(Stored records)
━━━

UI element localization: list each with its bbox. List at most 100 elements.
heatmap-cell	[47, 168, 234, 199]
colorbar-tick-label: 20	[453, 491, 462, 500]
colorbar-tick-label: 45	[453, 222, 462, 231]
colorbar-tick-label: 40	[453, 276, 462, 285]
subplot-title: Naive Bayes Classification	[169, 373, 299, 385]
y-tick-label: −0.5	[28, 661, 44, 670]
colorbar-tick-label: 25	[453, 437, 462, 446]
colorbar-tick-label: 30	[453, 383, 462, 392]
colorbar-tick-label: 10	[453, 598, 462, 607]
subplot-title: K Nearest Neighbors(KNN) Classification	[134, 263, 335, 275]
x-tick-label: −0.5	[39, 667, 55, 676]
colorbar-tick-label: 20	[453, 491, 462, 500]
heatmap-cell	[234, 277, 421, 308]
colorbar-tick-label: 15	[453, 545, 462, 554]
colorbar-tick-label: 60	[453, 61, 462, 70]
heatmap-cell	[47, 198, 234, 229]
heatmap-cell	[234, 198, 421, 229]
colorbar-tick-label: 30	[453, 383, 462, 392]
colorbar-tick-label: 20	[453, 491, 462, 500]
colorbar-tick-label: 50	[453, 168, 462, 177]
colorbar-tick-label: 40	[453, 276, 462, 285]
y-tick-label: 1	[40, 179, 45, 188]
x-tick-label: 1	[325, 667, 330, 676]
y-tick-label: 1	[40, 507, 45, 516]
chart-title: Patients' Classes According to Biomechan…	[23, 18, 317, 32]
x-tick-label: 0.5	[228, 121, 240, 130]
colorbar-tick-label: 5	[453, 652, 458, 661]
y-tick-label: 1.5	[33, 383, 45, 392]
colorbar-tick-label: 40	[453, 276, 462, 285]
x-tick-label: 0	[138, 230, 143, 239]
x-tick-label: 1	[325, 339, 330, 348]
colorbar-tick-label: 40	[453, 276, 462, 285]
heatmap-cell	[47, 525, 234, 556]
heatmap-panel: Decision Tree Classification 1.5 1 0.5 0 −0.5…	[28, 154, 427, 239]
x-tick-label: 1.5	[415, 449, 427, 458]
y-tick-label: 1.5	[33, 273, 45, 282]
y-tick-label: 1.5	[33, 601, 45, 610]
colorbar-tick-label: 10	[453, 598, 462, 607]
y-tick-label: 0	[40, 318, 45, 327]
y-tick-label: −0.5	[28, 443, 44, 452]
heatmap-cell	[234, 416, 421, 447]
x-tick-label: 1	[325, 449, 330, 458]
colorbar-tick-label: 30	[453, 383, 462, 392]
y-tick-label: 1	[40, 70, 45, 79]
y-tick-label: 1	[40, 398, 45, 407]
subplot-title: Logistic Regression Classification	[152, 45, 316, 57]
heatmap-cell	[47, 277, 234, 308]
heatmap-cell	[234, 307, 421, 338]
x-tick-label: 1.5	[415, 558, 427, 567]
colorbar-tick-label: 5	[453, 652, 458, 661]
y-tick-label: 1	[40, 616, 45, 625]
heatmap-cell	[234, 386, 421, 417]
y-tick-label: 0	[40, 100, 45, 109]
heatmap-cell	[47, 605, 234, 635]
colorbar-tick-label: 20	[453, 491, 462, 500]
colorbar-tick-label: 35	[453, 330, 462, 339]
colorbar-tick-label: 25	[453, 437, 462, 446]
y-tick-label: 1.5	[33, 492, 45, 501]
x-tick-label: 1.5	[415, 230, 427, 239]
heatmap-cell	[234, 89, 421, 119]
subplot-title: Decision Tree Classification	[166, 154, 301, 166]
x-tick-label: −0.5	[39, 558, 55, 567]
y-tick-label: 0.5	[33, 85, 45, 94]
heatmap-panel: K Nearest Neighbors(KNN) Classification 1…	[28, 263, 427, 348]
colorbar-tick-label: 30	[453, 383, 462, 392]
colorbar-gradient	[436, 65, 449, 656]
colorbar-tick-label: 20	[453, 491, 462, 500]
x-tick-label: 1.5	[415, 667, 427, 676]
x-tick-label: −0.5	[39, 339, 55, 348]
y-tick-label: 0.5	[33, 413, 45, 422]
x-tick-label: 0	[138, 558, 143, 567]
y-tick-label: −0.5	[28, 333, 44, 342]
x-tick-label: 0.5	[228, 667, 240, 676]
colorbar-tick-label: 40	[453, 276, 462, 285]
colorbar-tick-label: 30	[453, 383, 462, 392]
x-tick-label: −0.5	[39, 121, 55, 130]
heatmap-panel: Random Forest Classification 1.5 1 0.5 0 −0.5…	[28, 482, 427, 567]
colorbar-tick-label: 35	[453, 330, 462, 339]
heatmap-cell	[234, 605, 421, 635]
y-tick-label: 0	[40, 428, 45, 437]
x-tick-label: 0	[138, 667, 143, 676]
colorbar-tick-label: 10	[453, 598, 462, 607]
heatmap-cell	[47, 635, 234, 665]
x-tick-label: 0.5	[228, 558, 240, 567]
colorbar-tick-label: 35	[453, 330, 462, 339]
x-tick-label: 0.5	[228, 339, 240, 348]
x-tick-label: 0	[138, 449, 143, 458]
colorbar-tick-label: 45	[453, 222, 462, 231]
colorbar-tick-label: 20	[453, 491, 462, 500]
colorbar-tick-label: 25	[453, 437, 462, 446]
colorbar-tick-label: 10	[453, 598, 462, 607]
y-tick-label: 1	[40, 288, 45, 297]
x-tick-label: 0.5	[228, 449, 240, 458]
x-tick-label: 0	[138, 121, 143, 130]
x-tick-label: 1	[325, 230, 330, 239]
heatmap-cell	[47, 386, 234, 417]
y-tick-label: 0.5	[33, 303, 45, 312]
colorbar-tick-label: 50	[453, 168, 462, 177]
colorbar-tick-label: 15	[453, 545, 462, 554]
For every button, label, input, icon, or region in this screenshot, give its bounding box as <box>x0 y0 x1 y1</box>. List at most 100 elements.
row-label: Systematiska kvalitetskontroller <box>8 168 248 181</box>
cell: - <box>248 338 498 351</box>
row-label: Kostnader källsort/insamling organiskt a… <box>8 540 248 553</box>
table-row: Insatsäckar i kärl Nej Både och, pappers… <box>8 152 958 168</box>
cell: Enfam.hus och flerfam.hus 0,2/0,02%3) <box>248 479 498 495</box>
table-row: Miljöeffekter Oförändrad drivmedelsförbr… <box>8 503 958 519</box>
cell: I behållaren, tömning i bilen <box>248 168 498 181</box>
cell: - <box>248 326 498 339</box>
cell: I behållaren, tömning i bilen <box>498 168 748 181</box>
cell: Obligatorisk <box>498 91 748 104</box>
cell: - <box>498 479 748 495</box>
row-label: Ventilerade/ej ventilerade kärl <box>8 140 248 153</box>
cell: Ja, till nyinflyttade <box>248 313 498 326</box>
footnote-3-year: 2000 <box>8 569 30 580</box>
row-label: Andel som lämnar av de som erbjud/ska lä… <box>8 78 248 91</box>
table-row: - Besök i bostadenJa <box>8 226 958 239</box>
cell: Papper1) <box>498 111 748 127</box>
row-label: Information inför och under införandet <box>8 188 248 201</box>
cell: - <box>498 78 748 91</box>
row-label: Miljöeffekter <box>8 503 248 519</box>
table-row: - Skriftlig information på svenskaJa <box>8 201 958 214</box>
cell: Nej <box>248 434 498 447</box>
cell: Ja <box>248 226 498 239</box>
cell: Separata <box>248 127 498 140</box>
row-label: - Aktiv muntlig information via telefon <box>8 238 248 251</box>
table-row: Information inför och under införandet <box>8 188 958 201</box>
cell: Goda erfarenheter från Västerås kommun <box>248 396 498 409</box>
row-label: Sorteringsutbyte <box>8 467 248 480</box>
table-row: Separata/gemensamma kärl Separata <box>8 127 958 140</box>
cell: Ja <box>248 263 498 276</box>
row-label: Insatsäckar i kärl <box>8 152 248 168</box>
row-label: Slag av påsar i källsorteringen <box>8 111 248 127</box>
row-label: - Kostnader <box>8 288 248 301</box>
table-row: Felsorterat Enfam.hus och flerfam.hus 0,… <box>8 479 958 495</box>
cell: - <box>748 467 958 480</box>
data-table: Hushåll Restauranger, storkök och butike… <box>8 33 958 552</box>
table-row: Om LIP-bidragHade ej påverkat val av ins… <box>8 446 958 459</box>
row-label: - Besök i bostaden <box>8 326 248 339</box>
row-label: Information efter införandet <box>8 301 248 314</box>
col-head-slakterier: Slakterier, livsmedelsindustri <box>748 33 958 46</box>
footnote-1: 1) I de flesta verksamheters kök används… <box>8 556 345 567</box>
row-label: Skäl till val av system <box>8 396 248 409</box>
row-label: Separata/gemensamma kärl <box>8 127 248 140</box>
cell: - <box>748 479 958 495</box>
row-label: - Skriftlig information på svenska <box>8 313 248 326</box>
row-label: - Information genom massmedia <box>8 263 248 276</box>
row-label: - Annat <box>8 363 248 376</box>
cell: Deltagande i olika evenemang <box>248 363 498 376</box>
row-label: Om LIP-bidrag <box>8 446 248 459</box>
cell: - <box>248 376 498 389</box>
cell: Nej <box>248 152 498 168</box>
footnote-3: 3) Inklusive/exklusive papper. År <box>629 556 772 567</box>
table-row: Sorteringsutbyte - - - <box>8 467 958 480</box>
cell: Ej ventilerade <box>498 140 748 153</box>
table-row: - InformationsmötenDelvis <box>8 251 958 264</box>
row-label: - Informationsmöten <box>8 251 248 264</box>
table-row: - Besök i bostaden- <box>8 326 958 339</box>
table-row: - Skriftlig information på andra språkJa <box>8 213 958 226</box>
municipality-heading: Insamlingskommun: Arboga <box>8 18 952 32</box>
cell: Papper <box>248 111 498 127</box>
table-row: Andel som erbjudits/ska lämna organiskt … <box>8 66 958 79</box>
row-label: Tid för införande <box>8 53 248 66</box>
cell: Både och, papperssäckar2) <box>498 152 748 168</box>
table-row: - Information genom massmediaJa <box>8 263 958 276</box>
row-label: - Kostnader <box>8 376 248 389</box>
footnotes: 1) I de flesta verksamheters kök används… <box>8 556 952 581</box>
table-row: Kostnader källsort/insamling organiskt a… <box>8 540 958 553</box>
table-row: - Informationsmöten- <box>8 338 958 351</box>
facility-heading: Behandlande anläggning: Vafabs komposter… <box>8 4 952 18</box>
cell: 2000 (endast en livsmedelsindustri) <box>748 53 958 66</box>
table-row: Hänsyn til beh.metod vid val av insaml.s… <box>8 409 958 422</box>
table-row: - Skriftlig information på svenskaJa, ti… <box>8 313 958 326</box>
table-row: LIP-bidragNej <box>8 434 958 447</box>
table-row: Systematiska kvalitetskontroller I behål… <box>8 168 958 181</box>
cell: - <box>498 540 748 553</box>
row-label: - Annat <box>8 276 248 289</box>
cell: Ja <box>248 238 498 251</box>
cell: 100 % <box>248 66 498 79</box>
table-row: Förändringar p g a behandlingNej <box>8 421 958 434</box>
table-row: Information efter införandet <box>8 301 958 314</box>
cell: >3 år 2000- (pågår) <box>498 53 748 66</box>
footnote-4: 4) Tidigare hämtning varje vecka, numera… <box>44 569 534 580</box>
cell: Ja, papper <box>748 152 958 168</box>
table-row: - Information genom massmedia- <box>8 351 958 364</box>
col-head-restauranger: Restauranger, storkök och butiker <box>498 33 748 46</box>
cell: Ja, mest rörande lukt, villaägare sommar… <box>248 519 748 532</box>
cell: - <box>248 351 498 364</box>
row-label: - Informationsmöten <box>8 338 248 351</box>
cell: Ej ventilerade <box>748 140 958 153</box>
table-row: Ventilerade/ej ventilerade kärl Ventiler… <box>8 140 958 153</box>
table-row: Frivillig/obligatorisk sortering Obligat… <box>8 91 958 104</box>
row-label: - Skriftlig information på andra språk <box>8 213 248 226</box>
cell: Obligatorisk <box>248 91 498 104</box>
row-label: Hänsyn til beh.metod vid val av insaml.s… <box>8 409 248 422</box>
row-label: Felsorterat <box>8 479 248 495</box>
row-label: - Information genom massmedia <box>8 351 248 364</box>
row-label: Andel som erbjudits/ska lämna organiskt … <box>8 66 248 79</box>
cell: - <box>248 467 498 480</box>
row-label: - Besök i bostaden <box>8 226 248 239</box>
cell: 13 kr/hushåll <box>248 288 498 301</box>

━━━

PROMPT: The answer must consist of every line above that contains the word "Insatsäckar".

RESULT FOR THIS EXERCISE:
table-row: Insatsäckar i kärl Nej Både och, pappers… <box>8 152 958 168</box>
row-label: Insatsäckar i kärl <box>8 152 248 168</box>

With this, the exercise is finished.